Document content entries
_ _ _ _
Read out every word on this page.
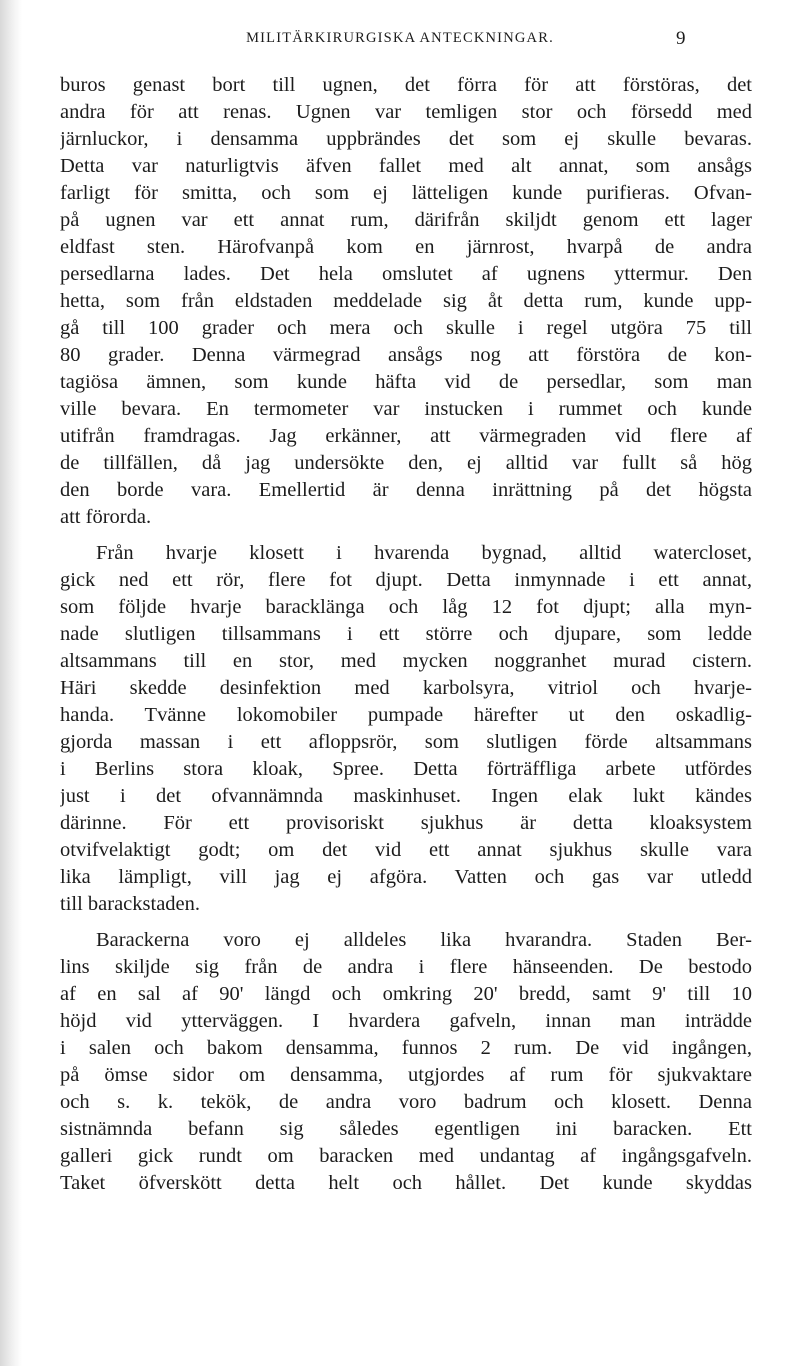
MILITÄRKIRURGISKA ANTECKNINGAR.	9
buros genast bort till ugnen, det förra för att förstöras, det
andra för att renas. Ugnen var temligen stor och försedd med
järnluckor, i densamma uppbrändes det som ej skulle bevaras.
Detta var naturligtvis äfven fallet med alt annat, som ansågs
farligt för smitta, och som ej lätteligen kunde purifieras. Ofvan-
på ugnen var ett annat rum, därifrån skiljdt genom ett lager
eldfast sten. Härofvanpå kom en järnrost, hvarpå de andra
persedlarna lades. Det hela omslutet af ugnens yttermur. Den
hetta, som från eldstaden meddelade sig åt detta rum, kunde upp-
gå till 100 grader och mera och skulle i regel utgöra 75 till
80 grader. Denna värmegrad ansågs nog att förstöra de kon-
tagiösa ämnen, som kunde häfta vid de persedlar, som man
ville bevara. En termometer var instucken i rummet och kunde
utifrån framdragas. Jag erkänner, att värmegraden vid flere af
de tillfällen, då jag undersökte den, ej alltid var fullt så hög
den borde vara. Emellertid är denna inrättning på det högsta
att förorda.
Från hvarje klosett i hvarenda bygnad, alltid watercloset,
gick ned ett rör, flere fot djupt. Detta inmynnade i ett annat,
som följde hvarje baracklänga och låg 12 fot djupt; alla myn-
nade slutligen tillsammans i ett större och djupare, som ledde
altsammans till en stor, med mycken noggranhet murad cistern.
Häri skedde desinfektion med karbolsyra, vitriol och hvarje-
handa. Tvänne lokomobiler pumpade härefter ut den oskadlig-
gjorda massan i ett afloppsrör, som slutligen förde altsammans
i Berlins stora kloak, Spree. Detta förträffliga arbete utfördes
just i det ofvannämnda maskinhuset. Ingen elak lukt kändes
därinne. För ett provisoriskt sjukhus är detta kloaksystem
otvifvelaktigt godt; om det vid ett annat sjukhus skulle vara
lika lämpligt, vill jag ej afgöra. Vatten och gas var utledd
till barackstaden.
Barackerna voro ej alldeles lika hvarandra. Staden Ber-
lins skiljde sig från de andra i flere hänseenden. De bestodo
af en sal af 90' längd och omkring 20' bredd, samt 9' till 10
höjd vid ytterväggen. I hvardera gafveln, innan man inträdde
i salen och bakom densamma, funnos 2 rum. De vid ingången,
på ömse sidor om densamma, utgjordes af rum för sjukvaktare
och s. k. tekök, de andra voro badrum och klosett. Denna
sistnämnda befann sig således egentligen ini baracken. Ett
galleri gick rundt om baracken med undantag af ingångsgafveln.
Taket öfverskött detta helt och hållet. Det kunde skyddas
_ _ _ _
Provide only the number of lines above that contain the word "altsammans".

> [Written solution]: 2